■ Data provided:

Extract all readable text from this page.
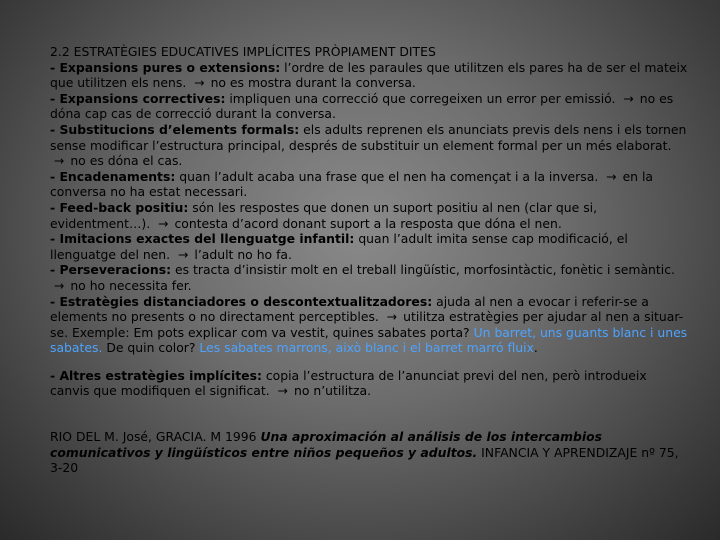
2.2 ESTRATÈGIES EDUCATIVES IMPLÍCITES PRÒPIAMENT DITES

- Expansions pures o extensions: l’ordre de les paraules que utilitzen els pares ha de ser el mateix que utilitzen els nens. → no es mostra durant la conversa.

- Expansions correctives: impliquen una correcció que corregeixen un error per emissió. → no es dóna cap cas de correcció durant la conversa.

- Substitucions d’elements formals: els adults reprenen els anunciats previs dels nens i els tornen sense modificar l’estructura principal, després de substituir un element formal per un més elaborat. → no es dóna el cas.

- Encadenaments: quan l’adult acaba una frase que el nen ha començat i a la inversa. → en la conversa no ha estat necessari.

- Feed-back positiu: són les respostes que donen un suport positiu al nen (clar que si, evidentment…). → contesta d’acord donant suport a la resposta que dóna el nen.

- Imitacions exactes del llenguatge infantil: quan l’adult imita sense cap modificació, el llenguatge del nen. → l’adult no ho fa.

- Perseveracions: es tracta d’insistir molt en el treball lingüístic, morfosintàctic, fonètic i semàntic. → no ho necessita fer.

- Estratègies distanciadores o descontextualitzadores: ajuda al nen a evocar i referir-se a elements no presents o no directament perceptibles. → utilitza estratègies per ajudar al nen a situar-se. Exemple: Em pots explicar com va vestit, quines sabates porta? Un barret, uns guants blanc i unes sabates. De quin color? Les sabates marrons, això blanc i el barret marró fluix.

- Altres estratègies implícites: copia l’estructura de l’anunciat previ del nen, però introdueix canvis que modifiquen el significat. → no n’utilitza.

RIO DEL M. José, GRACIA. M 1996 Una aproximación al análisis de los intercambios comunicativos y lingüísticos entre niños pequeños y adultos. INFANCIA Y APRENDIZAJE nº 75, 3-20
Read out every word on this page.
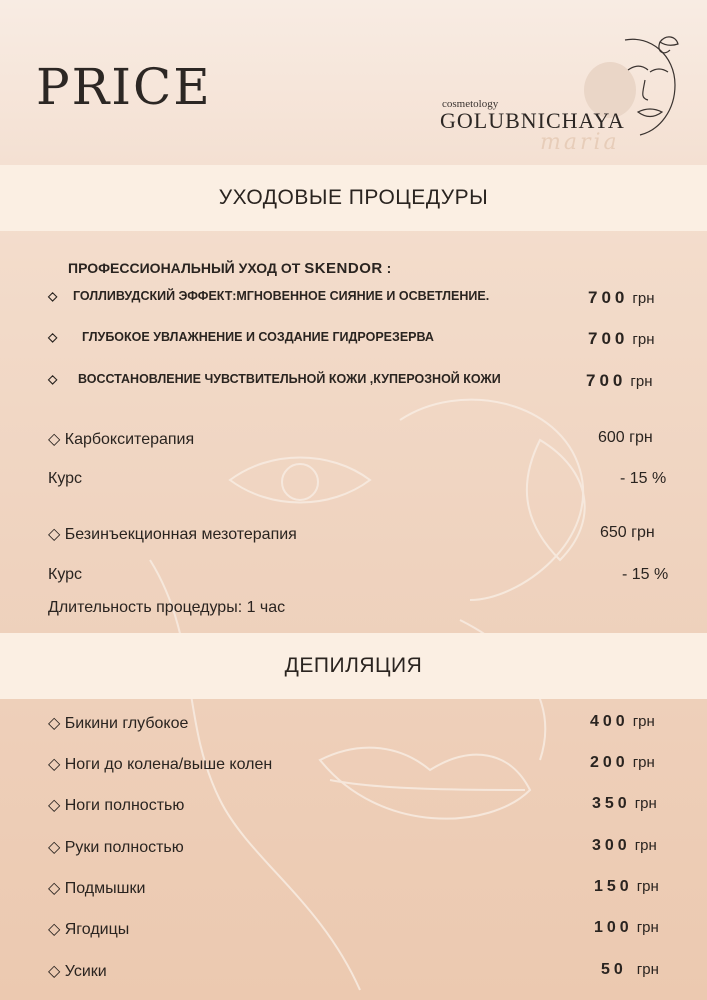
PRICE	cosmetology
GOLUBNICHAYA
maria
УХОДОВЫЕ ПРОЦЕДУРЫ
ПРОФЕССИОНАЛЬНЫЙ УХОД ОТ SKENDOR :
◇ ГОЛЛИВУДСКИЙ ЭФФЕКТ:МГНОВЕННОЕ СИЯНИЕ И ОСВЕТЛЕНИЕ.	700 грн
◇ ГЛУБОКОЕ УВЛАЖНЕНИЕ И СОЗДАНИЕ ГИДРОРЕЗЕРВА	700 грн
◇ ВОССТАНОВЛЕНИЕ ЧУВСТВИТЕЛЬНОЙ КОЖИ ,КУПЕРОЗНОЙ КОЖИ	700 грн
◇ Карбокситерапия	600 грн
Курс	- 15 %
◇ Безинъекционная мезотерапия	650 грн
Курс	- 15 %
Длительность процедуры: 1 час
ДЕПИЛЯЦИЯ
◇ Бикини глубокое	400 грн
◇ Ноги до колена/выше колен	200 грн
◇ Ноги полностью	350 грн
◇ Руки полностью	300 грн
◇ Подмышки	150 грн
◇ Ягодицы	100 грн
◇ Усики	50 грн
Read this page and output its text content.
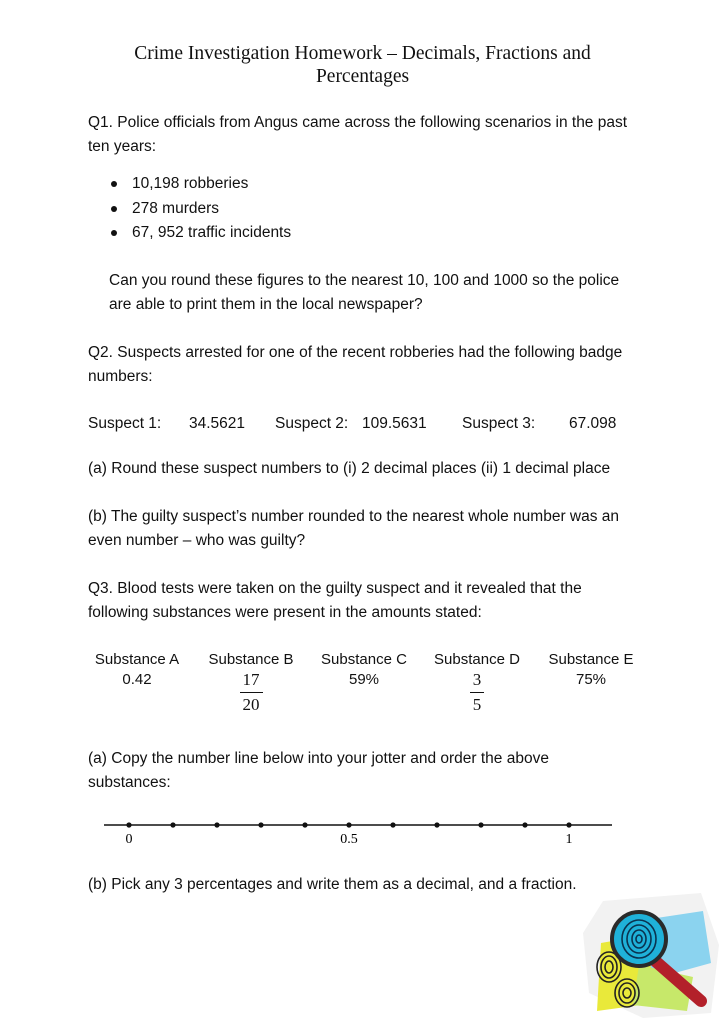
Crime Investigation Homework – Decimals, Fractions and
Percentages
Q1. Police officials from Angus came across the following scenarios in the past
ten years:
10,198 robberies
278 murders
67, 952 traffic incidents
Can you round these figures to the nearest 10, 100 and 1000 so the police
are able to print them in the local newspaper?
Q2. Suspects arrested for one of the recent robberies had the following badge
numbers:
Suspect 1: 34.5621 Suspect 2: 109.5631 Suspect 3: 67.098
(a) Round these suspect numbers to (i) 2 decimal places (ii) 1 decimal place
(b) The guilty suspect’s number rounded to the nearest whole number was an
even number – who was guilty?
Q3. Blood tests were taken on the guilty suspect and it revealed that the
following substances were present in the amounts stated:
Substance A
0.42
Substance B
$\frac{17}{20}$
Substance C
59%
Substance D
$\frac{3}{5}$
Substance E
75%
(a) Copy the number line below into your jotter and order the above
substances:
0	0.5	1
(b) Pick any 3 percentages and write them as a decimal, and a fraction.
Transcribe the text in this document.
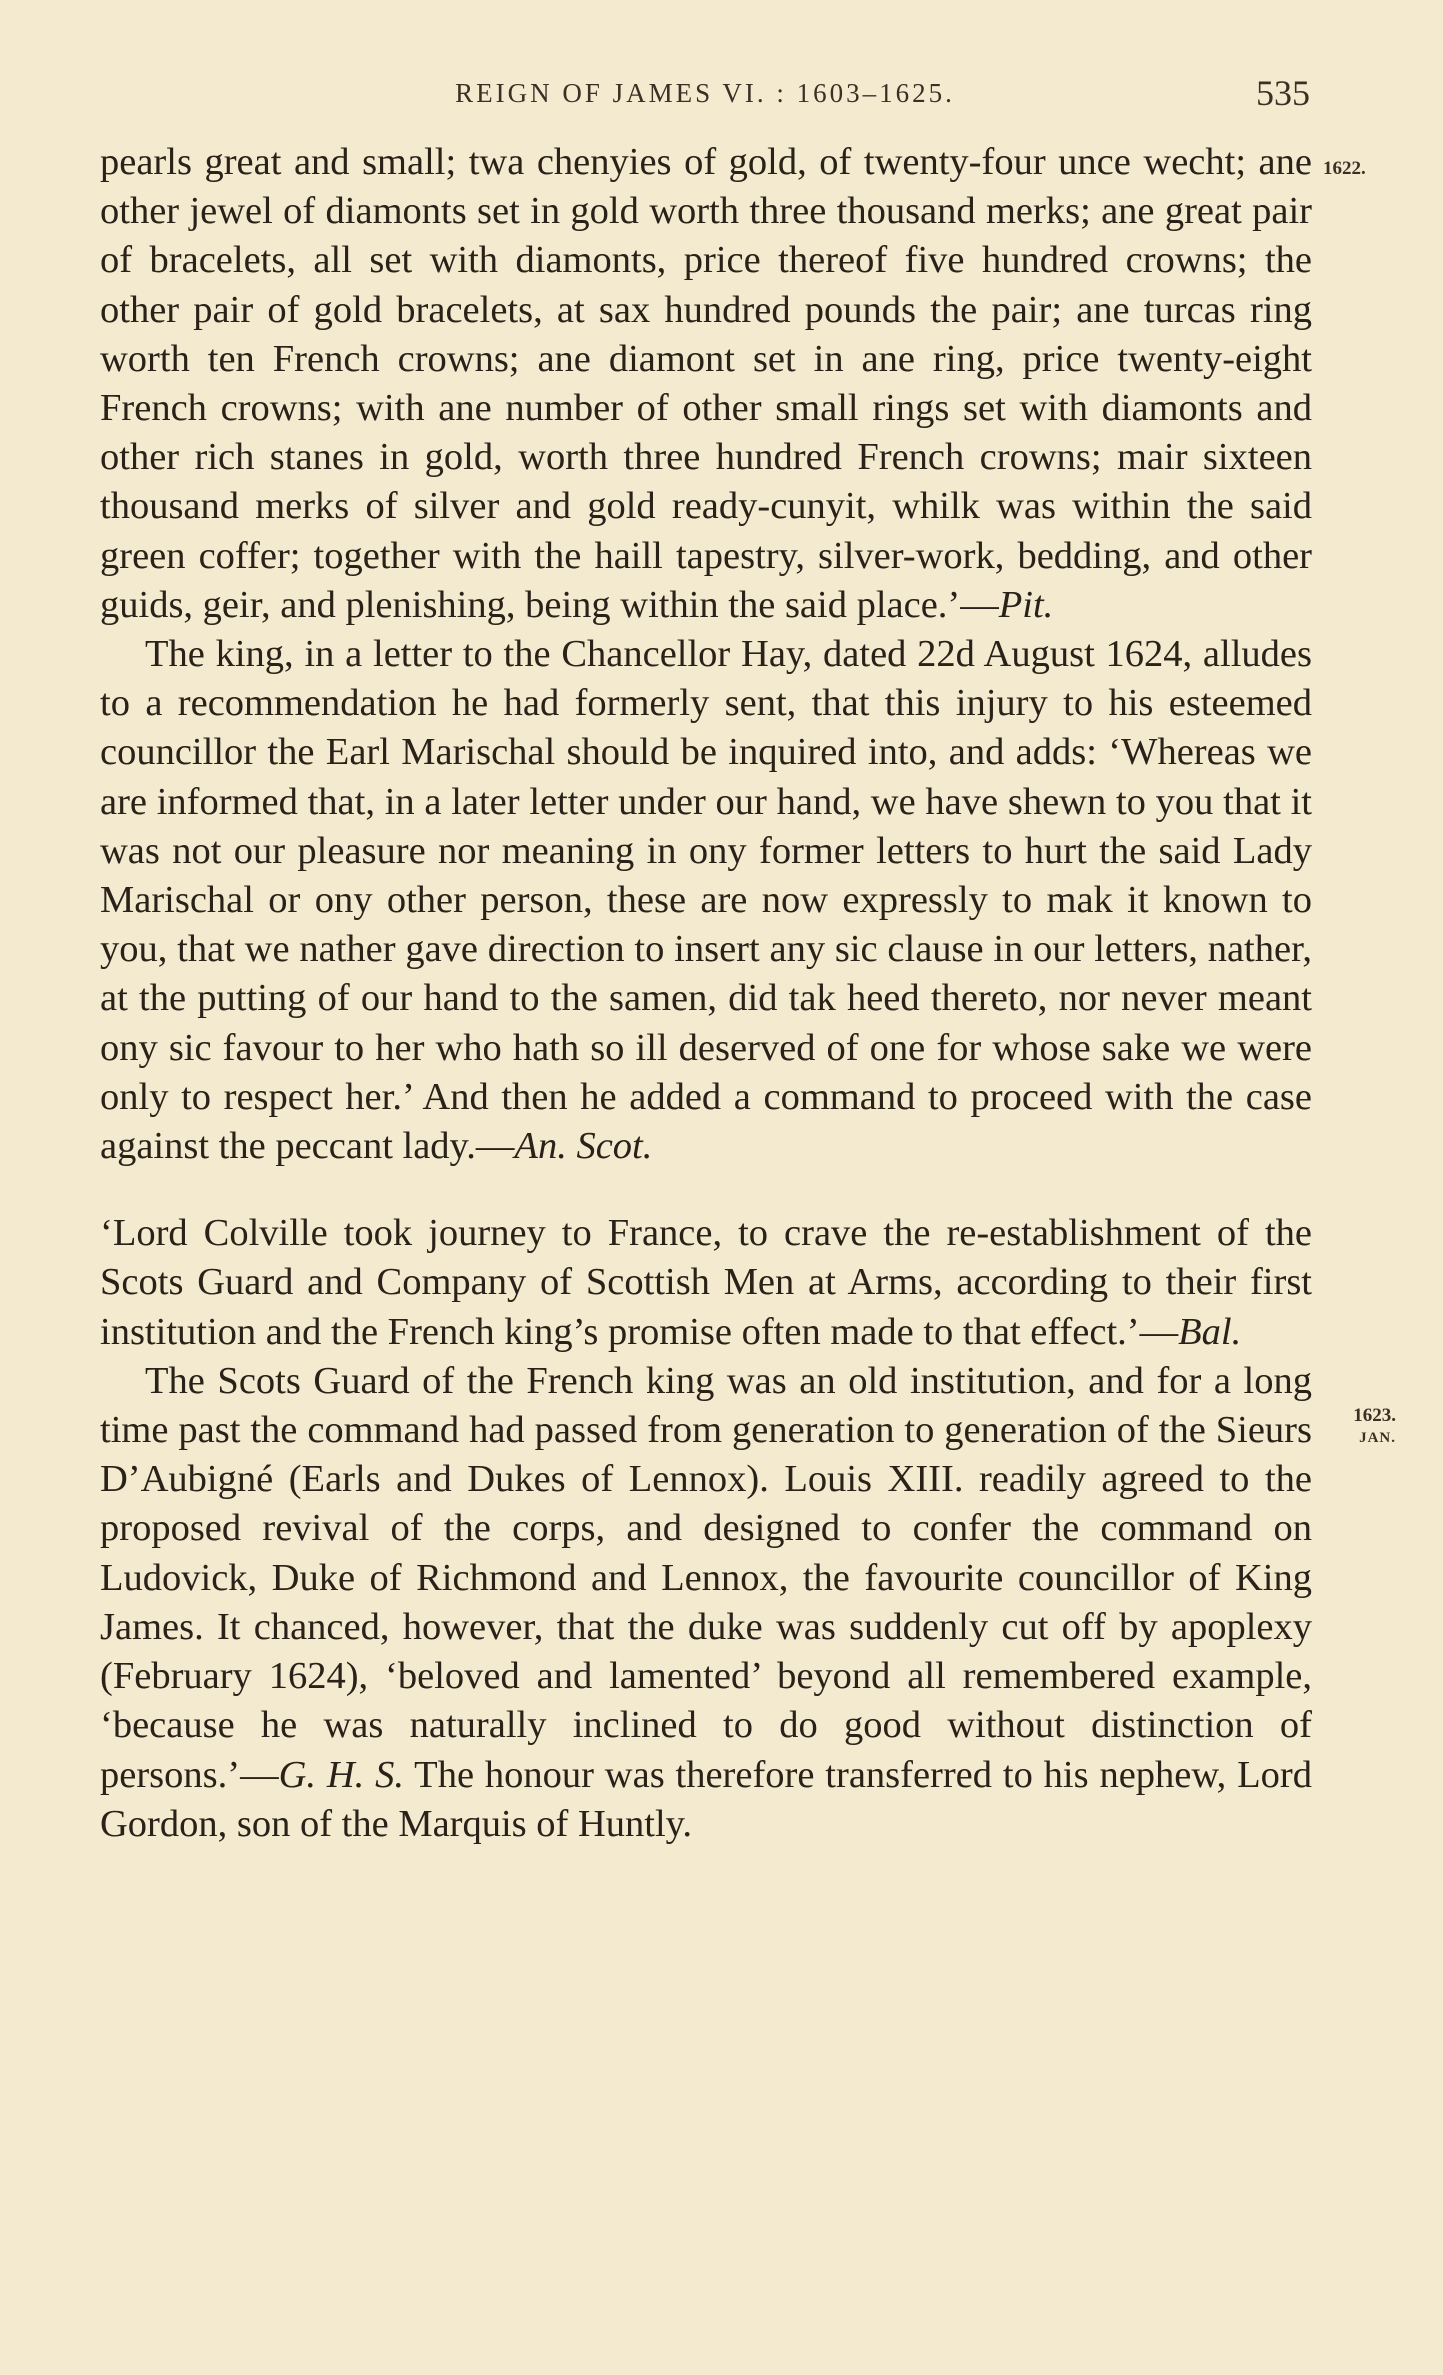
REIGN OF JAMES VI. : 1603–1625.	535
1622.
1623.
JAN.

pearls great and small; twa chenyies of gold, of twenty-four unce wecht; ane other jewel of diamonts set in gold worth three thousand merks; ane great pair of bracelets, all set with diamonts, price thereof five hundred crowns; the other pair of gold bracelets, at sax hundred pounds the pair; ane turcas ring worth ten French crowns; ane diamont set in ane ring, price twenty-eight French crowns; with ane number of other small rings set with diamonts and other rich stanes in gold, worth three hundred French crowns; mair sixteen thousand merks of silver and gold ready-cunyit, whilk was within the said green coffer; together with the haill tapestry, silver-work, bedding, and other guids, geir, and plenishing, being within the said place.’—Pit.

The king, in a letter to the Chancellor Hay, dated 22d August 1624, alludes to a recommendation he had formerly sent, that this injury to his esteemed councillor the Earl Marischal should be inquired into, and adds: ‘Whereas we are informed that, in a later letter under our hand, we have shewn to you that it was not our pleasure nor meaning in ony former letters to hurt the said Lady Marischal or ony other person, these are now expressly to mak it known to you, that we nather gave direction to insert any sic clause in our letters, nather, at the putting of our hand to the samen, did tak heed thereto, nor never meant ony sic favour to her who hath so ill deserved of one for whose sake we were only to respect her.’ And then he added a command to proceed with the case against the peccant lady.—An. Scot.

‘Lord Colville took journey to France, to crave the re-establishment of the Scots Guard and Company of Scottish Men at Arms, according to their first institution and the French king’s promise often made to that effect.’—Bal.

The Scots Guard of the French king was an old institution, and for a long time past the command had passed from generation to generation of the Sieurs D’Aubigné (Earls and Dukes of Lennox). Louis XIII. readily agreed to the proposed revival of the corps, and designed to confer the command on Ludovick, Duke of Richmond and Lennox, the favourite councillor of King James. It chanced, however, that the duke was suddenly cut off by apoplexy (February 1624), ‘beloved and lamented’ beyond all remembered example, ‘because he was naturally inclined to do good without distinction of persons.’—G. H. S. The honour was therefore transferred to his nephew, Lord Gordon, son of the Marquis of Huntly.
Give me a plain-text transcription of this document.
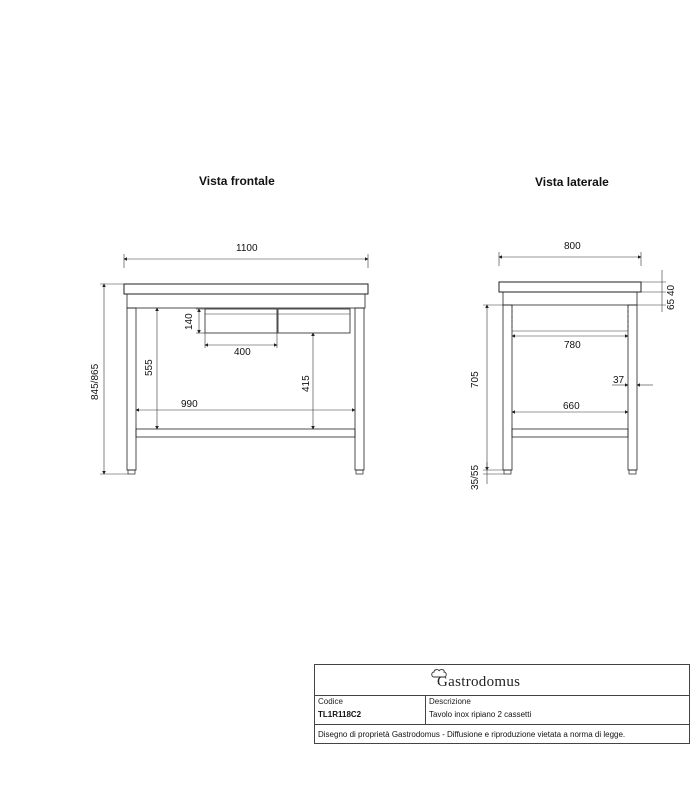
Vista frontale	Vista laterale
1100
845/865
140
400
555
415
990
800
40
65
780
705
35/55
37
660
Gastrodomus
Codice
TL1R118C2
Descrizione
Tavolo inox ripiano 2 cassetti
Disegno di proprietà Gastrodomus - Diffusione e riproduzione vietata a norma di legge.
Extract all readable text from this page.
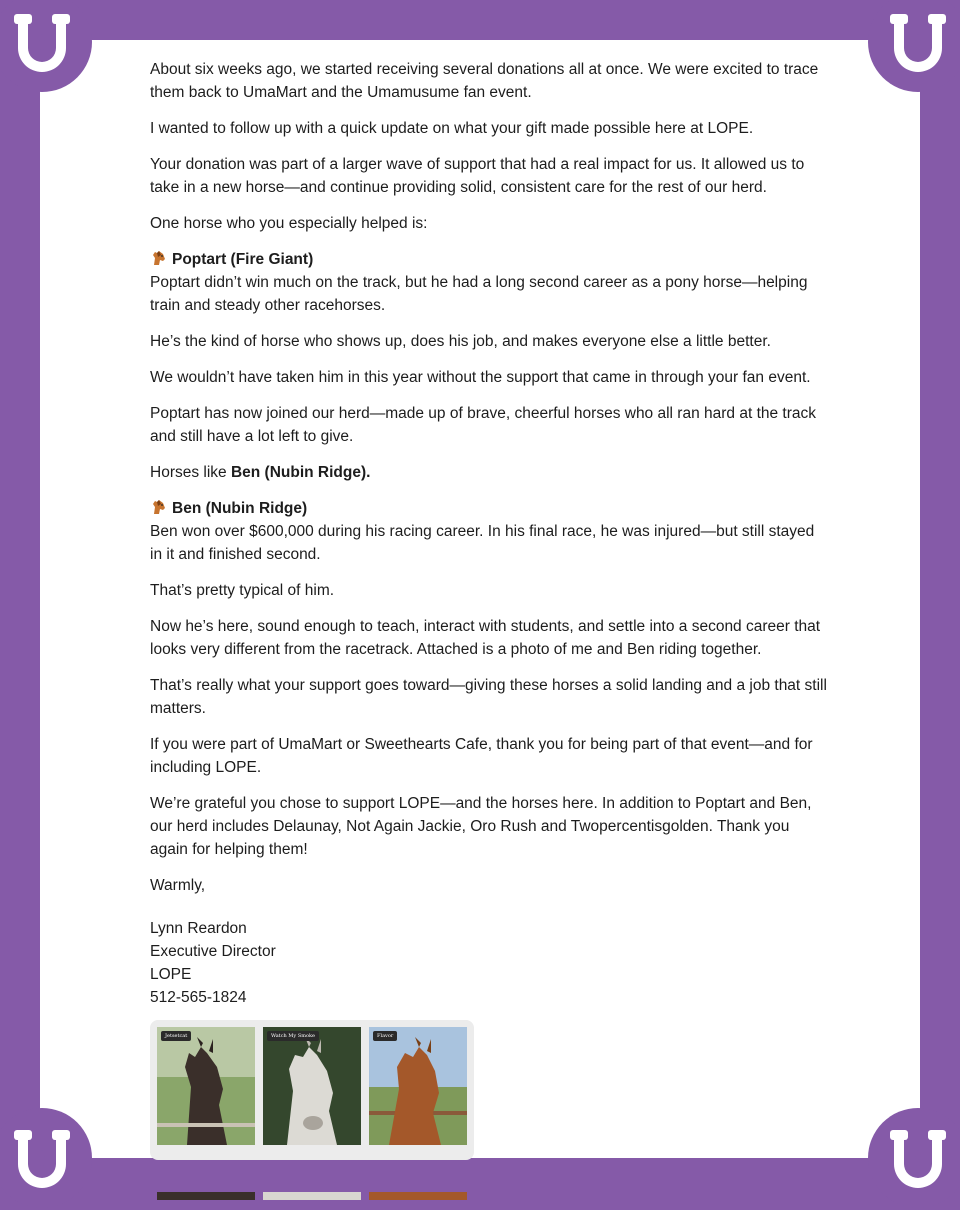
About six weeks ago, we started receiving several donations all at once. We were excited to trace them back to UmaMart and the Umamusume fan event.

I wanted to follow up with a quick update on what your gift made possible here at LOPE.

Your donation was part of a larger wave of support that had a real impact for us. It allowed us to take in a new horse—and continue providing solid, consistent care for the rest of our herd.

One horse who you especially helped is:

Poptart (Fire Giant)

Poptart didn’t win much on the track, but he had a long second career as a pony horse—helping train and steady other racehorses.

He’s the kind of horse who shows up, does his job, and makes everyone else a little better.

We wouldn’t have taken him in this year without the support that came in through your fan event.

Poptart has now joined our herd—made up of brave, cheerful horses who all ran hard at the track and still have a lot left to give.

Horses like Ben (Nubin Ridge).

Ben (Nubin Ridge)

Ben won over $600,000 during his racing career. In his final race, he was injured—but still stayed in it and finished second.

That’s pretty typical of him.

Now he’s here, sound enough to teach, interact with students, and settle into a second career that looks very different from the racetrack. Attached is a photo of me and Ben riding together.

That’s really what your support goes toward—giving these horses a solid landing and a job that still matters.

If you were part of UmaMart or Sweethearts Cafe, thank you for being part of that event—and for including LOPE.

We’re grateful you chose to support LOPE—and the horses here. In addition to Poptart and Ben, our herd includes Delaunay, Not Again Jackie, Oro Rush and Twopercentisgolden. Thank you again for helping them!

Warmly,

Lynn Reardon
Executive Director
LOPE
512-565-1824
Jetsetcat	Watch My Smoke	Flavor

■ Problem to solve:
Which lines hold the word "estructura"? Copy all of them.

■ Reply to the exercise:
- Substitucions d’elements formals: els adults reprenen els anunciats previs dels nens i els tornen sense modificar l’estructura principal, després de substituir un element formal per un més elaborat. → no es dóna el cas.
- Altres estratègies implícites: copia l’estructura de l’anunciat previ del nen, però introdueix canvis que modifiquen el significat. → no n’utilitza.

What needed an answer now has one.